Lines of data:

++++++++++

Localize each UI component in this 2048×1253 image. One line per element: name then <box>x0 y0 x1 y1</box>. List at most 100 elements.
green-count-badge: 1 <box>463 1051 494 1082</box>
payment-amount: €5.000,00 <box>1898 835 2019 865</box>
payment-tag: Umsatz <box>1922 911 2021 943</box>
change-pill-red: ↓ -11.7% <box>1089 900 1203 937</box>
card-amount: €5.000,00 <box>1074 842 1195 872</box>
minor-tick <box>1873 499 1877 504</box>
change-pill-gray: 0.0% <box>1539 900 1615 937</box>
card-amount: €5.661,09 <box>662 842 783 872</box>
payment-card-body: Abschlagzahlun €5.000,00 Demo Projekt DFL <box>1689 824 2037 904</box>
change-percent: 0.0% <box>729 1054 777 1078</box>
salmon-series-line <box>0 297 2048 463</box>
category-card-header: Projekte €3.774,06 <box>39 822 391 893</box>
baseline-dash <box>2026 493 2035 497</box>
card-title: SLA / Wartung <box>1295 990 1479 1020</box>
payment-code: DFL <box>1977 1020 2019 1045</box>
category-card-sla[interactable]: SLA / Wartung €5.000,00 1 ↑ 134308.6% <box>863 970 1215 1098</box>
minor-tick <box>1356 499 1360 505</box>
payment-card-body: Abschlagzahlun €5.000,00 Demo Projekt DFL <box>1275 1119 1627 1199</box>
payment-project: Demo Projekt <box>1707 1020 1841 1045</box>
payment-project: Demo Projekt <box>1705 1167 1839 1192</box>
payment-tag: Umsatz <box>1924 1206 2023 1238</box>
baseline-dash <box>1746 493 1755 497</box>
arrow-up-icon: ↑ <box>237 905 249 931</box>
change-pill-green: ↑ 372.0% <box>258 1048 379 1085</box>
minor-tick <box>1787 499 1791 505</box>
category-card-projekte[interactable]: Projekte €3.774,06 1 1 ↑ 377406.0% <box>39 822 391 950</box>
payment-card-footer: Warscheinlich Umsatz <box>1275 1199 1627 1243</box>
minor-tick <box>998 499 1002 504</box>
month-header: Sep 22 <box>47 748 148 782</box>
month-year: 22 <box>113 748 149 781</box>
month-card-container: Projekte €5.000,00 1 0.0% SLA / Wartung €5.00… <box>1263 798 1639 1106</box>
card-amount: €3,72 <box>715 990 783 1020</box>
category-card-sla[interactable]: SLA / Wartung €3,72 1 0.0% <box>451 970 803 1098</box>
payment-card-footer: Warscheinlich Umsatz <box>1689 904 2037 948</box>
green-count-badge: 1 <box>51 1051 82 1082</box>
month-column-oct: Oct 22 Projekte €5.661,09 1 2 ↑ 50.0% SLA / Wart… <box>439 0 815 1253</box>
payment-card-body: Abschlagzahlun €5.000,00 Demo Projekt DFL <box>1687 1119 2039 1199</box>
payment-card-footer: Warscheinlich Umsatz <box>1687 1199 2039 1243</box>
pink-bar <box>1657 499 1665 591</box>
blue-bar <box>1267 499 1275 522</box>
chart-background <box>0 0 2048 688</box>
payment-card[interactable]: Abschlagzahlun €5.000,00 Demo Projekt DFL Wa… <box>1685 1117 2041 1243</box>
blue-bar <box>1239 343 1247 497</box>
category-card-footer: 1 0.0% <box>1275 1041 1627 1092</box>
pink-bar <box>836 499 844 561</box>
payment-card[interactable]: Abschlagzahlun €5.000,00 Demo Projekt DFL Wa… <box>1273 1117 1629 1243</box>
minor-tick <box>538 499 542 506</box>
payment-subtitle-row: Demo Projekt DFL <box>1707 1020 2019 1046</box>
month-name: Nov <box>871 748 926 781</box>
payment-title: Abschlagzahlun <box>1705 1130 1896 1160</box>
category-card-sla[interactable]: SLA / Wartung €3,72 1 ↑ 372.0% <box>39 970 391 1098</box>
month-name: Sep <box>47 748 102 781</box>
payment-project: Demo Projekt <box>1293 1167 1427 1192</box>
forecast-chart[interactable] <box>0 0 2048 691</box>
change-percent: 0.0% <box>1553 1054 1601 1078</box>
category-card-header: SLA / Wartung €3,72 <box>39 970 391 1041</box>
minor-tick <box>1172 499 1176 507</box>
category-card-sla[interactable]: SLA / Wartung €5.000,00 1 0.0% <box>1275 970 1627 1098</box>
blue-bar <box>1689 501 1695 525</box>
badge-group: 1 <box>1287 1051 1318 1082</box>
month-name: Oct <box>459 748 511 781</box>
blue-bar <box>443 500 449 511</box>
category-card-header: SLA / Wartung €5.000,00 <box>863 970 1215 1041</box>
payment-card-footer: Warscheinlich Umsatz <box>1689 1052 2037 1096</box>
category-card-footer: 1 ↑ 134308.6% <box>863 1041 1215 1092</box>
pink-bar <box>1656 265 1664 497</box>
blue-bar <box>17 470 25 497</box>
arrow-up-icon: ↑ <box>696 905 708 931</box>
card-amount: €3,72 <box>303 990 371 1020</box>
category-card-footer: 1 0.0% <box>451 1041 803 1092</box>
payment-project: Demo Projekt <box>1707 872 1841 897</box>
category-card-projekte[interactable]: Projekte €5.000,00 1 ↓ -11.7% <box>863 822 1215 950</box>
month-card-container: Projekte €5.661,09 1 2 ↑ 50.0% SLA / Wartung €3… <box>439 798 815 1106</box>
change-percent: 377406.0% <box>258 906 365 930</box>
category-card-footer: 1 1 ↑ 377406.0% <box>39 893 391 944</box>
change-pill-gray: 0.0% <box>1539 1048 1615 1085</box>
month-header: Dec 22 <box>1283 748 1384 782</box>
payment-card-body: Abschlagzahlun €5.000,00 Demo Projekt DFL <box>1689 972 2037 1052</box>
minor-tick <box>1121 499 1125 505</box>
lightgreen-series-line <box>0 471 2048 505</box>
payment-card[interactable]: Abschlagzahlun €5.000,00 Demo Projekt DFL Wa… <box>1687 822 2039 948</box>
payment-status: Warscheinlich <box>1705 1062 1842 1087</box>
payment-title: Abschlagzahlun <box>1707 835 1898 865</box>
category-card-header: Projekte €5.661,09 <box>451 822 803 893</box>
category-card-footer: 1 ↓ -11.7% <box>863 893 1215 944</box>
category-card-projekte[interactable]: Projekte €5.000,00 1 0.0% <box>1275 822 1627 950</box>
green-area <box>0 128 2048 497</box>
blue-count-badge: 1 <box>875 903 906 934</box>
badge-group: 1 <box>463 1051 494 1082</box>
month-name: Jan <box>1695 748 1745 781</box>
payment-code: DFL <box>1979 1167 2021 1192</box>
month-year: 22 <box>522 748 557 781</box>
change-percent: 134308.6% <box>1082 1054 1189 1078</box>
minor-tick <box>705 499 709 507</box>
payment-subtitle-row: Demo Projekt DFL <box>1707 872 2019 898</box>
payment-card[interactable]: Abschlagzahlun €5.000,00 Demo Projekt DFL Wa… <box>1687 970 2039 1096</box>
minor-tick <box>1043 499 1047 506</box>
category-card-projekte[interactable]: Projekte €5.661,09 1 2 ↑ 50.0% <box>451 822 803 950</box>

++++++++++

→ **TASK PROMPT**
Convert every line of the entries into a JSON list of strings, one string per line, omitting blank lines.

→ **RESPONSE TO THE TASK**
[
  "Localize each UI component in this 2048×1253 image. One line per element: name then <box>x0 y0 x1 y1</box>. List at most 100 elements.",
  "green-count-badge: 1 <box>463 1051 494 1082</box>",
  "payment-amount: €5.000,00 <box>1898 835 2019 865</box>",
  "payment-tag: Umsatz <box>1922 911 2021 943</box>",
  "change-pill-red: ↓ -11.7% <box>1089 900 1203 937</box>",
  "card-amount: €5.000,00 <box>1074 842 1195 872</box>",
  "minor-tick <box>1873 499 1877 504</box>",
  "change-pill-gray: 0.0% <box>1539 900 1615 937</box>",
  "card-amount: €5.661,09 <box>662 842 783 872</box>",
  "payment-card-body: Abschlagzahlun €5.000,00 Demo Projekt DFL <box>1689 824 2037 904</box>",
  "change-percent: 0.0% <box>729 1054 777 1078</box>",
  "salmon-series-line <box>0 297 2048 463</box>",
  "category-card-header: Projekte €3.774,06 <box>39 822 391 893</box>",
  "baseline-dash <box>2026 493 2035 497</box>",
  "card-title: SLA / Wartung <box>1295 990 1479 1020</box>",
  "payment-code: DFL <box>1977 1020 2019 1045</box>",
  "category-card-sla[interactable]: SLA / Wartung €5.000,00 1 ↑ 134308.6% <box>863 970 1215 1098</box>",
  "minor-tick <box>1356 499 1360 505</box>",
  "payment-card-body: Abschlagzahlun €5.000,00 Demo Projekt DFL <box>1275 1119 1627 1199</box>",
  "payment-project: Demo Projekt <box>1707 1020 1841 1045</box>",
  "payment-project: Demo Projekt <box>1705 1167 1839 1192</box>",
  "payment-tag: Umsatz <box>1924 1206 2023 1238</box>",
  "baseline-dash <box>1746 493 1755 497</box>",
  "arrow-up-icon: ↑ <box>237 905 249 931</box>",
  "change-pill-green: ↑ 372.0% <box>258 1048 379 1085</box>",
  "minor-tick <box>1787 499 1791 505</box>",
  "category-card-projekte[interactable]: Projekte €3.774,06 1 1 ↑ 377406.0% <box>39 822 391 950</box>",
  "payment-card-footer: Warscheinlich Umsatz <box>1275 1199 1627 1243</box>",
  "minor-tick <box>998 499 1002 504</box>",
  "month-header: Sep 22 <box>47 748 148 782</box>",
  "month-year: 22 <box>113 748 149 781</box>",
  "month-card-container: Projekte €5.000,00 1 0.0% SLA / Wartung €5.00… <box>1263 798 1639 1106</box>",
  "card-amount: €3,72 <box>715 990 783 1020</box>",
  "category-card-sla[interactable]: SLA / Wartung €3,72 1 0.0% <box>451 970 803 1098</box>",
  "payment-card-footer: Warscheinlich Umsatz <box>1689 904 2037 948</box>",
  "green-count-badge: 1 <box>51 1051 82 1082</box>",
  "month-column-oct: Oct 22 Projekte €5.661,09 1 2 ↑ 50.0% SLA / Wart… <box>439 0 815 1253</box>",
  "payment-card-body: Abschlagzahlun €5.000,00 Demo Projekt DFL <box>1687 1119 2039 1199</box>",
  "payment-card-footer: Warscheinlich Umsatz <box>1687 1199 2039 1243</box>",
  "pink-bar <box>1657 499 1665 591</box>",
  "blue-bar <box>1267 499 1275 522</box>",
  "chart-background <box>0 0 2048 688</box>",
  "payment-card[interactable]: Abschlagzahlun €5.000,00 Demo Projekt DFL Wa… <box>1685 1117 2041 1243</box>",
  "blue-bar <box>1239 343 1247 497</box>",
  "category-card-footer: 1 0.0% <box>1275 1041 1627 1092</box>",
  "pink-bar <box>836 499 844 561</box>",
  "payment-card[interactable]: Abschlagzahlun €5.000,00 Demo Projekt DFL Wa… <box>1273 1117 1629 1243</box>",
  "minor-tick <box>538 499 542 506</box>",
  "payment-subtitle-row: Demo Projekt DFL <box>1707 1020 2019 1046</box>",
  "month-name: Nov <box>871 748 926 781</box>",
  "payment-title: Abschlagzahlun <box>1705 1130 1896 1160</box>",
  "category-card-sla[interactable]: SLA / Wartung €3,72 1 ↑ 372.0% <box>39 970 391 1098</box>",
  "month-name: Sep <box>47 748 102 781</box>",
  "payment-project: Demo Projekt <box>1293 1167 1427 1192</box>",
  "forecast-chart[interactable] <box>0 0 2048 691</box>",
  "change-percent: 0.0% <box>1553 1054 1601 1078</box>",
  "category-card-header: SLA / Wartung €3,72 <box>39 970 391 1041</box>",
  "minor-tick <box>1172 499 1176 507</box>",
  "category-card-sla[interactable]: SLA / Wartung €5.000,00 1 0.0% <box>1275 970 1627 1098</box>",
  "blue-bar <box>1689 501 1695 525</box>",
  "badge-group: 1 <box>1287 1051 1318 1082</box>",
  "month-name: Oct <box>459 748 511 781</box>",
  "blue-bar <box>443 500 449 511</box>",
  "category-card-header: SLA / Wartung €5.000,00 <box>863 970 1215 1041</box>",
  "payment-card-footer: Warscheinlich Umsatz <box>1689 1052 2037 1096</box>",
  "category-card-footer: 1 ↑ 134308.6% <box>863 1041 1215 1092</box>",
  "pink-bar <box>1656 265 1664 497</box>",
  "blue-bar <box>17 470 25 497</box>",
  "arrow-up-icon: ↑ <box>696 905 708 931</box>",
  "card-amount: €3,72 <box>303 990 371 1020</box>",
  "category-card-footer: 1 0.0% <box>451 1041 803 1092</box>",
  "payment-project: Demo Projekt <box>1707 872 1841 897</box>",
  "category-card-projekte[interactable]: Projekte €5.000,00 1 ↓ -11.7% <box>863 822 1215 950</box>",
  "month-card-container: Projekte €5.661,09 1 2 ↑ 50.0% SLA / Wartung €3… <box>439 798 815 1106</box>",
  "change-percent: 377406.0% <box>258 906 365 930</box>",
  "category-card-footer: 1 1 ↑ 377406.0% <box>39 893 391 944</box>",
  "change-pill-gray: 0.0% <box>1539 1048 1615 1085</box>",
  "month-header: Dec 22 <box>1283 748 1384 782</box>",
  "payment-card-body: Abschlagzahlun €5.000,00 Demo Projekt DFL <box>1689 972 2037 1052</box>",
  "minor-tick <box>1121 499 1125 505</box>",
  "lightgreen-series-line <box>0 471 2048 505</box>",
  "payment-card[interactable]: Abschlagzahlun €5.000,00 Demo Projekt DFL Wa… <box>1687 822 2039 948</box>",
  "payment-status: Warscheinlich <box>1705 1062 1842 1087</box>",
  "payment-title: Abschlagzahlun <box>1707 835 1898 865</box>",
  "category-card-header: Projekte €5.661,09 <box>451 822 803 893</box>",
  "category-card-footer: 1 ↓ -11.7% <box>863 893 1215 944</box>",
  "category-card-projekte[interactable]: Projekte €5.000,00 1 0.0% <box>1275 822 1627 950</box>",
  "green-area <box>0 128 2048 497</box>",
  "blue-count-badge: 1 <box>875 903 906 934</box>",
  "badge-group: 1 <box>463 1051 494 1082</box>",
  "month-name: Jan <box>1695 748 1745 781</box>",
  "payment-code: DFL <box>1979 1167 2021 1192</box>",
  "month-year: 22 <box>522 748 557 781</box>",
  "change-percent: 134308.6% <box>1082 1054 1189 1078</box>",
  "minor-tick <box>705 499 709 507</box>",
  "payment-subtitle-row: Demo Projekt DFL <box>1707 872 2019 898</box>",
  "payment-card[interactable]: Abschlagzahlun €5.000,00 Demo Projekt DFL Wa… <box>1687 970 2039 1096</box>",
  "minor-tick <box>1043 499 1047 506</box>",
  "category-card-projekte[interactable]: Projekte €5.661,09 1 2 ↑ 50.0% <box>451 822 803 950</box>"
]